▶ [TASK INSTRUCTIONS]: Only the pictures stay out; every record is to be quoted exactly.
::::::::::
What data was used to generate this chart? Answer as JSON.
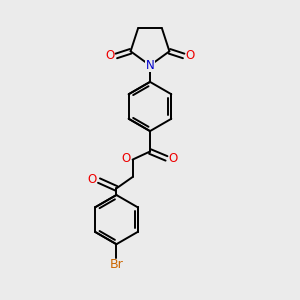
{
  "bg_color": "#ebebeb",
  "bond_color": "#000000",
  "bond_width": 1.4,
  "N_color": "#0000cc",
  "O_color": "#ee0000",
  "Br_color": "#cc6600",
  "font_size": 8.5,
  "fig_size": [
    3.0,
    3.0
  ],
  "dpi": 100,
  "xlim": [
    0,
    10
  ],
  "ylim": [
    0,
    10
  ]
}
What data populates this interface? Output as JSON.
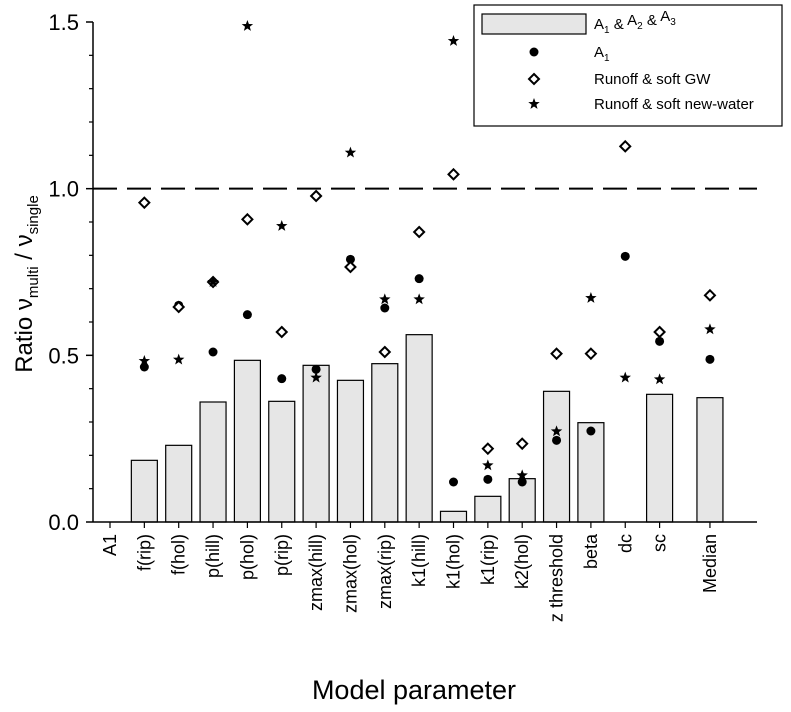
{
  "chart_data": {
    "type": "bar",
    "xlabel": "Model parameter",
    "ylabel": {
      "prefix": "Ratio ν",
      "sub1": "multi",
      "mid": " / ν",
      "sub2": "single"
    },
    "ylim": [
      0,
      1.5
    ],
    "yticks": [
      "0.0",
      "0.5",
      "1.0",
      "1.5"
    ],
    "ytick_values": [
      0,
      0.5,
      1.0,
      1.5
    ],
    "reference_line": 1.0,
    "categories": [
      "A1",
      "f(rip)",
      "f(hol)",
      "p(hill)",
      "p(hol)",
      "p(rip)",
      "zmax(hill)",
      "zmax(hol)",
      "zmax(rip)",
      "k1(hill)",
      "k1(hol)",
      "k1(rip)",
      "k2(hol)",
      "z threshold",
      "beta",
      "dc",
      "sc",
      "Median"
    ],
    "legend_position": "top-right",
    "legend": [
      {
        "key": "bars",
        "marker": "bar",
        "text": "A",
        "sub": [
          "1",
          "2",
          "3"
        ]
      },
      {
        "key": "a1",
        "marker": "circle",
        "text": "A",
        "sub": [
          "1"
        ]
      },
      {
        "key": "gw",
        "marker": "diamond",
        "text": "Runoff & soft GW"
      },
      {
        "key": "nw",
        "marker": "star",
        "text": "Runoff & soft new-water"
      }
    ],
    "series": [
      {
        "key": "bars",
        "type": "bar",
        "color": "#e6e6e6",
        "values": [
          null,
          0.185,
          0.23,
          0.36,
          0.485,
          0.362,
          0.47,
          0.425,
          0.475,
          0.562,
          0.032,
          0.077,
          0.13,
          0.392,
          0.298,
          null,
          0.383,
          0.373
        ]
      },
      {
        "key": "a1",
        "type": "scatter",
        "marker": "circle",
        "values": [
          null,
          0.465,
          0.65,
          0.51,
          0.622,
          0.43,
          0.458,
          0.788,
          0.642,
          0.73,
          0.12,
          0.128,
          0.12,
          0.245,
          0.273,
          0.797,
          0.542,
          0.488
        ]
      },
      {
        "key": "gw",
        "type": "scatter",
        "marker": "diamond",
        "values": [
          null,
          0.958,
          0.645,
          0.72,
          0.908,
          0.57,
          0.978,
          0.765,
          0.51,
          0.87,
          1.043,
          0.22,
          0.235,
          0.505,
          0.505,
          1.127,
          0.57,
          0.68
        ]
      },
      {
        "key": "nw",
        "type": "scatter",
        "marker": "star",
        "values": [
          null,
          0.483,
          0.487,
          0.72,
          1.488,
          0.888,
          0.433,
          1.108,
          0.668,
          0.668,
          1.443,
          0.17,
          0.14,
          0.272,
          0.672,
          0.433,
          0.428,
          0.578
        ]
      }
    ]
  }
}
::::::::::
▶ [COMPLETE RESPONSE]:
What data was used to generate this chart? Answer as JSON.
{
  "bg_color": "#ebebeb",
  "bond_color": "#000000",
  "bond_width": 1.4,
  "N_color": "#0000cc",
  "O_color": "#ee0000",
  "Br_color": "#cc6600",
  "font_size": 8.5,
  "fig_size": [
    3.0,
    3.0
  ],
  "dpi": 100,
  "xlim": [
    0,
    10
  ],
  "ylim": [
    0,
    10
  ]
}
What data populates this interface? Output as JSON.
{
  "chart_data": {
    "type": "bar",
    "xlabel": "Model parameter",
    "ylabel": {
      "prefix": "Ratio ν",
      "sub1": "multi",
      "mid": " / ν",
      "sub2": "single"
    },
    "ylim": [
      0,
      1.5
    ],
    "yticks": [
      "0.0",
      "0.5",
      "1.0",
      "1.5"
    ],
    "ytick_values": [
      0,
      0.5,
      1.0,
      1.5
    ],
    "reference_line": 1.0,
    "categories": [
      "A1",
      "f(rip)",
      "f(hol)",
      "p(hill)",
      "p(hol)",
      "p(rip)",
      "zmax(hill)",
      "zmax(hol)",
      "zmax(rip)",
      "k1(hill)",
      "k1(hol)",
      "k1(rip)",
      "k2(hol)",
      "z threshold",
      "beta",
      "dc",
      "sc",
      "Median"
    ],
    "legend_position": "top-right",
    "legend": [
      {
        "key": "bars",
        "marker": "bar",
        "text": "A",
        "sub": [
          "1",
          "2",
          "3"
        ]
      },
      {
        "key": "a1",
        "marker": "circle",
        "text": "A",
        "sub": [
          "1"
        ]
      },
      {
        "key": "gw",
        "marker": "diamond",
        "text": "Runoff & soft GW"
      },
      {
        "key": "nw",
        "marker": "star",
        "text": "Runoff & soft new-water"
      }
    ],
    "series": [
      {
        "key": "bars",
        "type": "bar",
        "color": "#e6e6e6",
        "values": [
          null,
          0.185,
          0.23,
          0.36,
          0.485,
          0.362,
          0.47,
          0.425,
          0.475,
          0.562,
          0.032,
          0.077,
          0.13,
          0.392,
          0.298,
          null,
          0.383,
          0.373
        ]
      },
      {
        "key": "a1",
        "type": "scatter",
        "marker": "circle",
        "values": [
          null,
          0.465,
          0.65,
          0.51,
          0.622,
          0.43,
          0.458,
          0.788,
          0.642,
          0.73,
          0.12,
          0.128,
          0.12,
          0.245,
          0.273,
          0.797,
          0.542,
          0.488
        ]
      },
      {
        "key": "gw",
        "type": "scatter",
        "marker": "diamond",
        "values": [
          null,
          0.958,
          0.645,
          0.72,
          0.908,
          0.57,
          0.978,
          0.765,
          0.51,
          0.87,
          1.043,
          0.22,
          0.235,
          0.505,
          0.505,
          1.127,
          0.57,
          0.68
        ]
      },
      {
        "key": "nw",
        "type": "scatter",
        "marker": "star",
        "values": [
          null,
          0.483,
          0.487,
          0.72,
          1.488,
          0.888,
          0.433,
          1.108,
          0.668,
          0.668,
          1.443,
          0.17,
          0.14,
          0.272,
          0.672,
          0.433,
          0.428,
          0.578
        ]
      }
    ]
  }
}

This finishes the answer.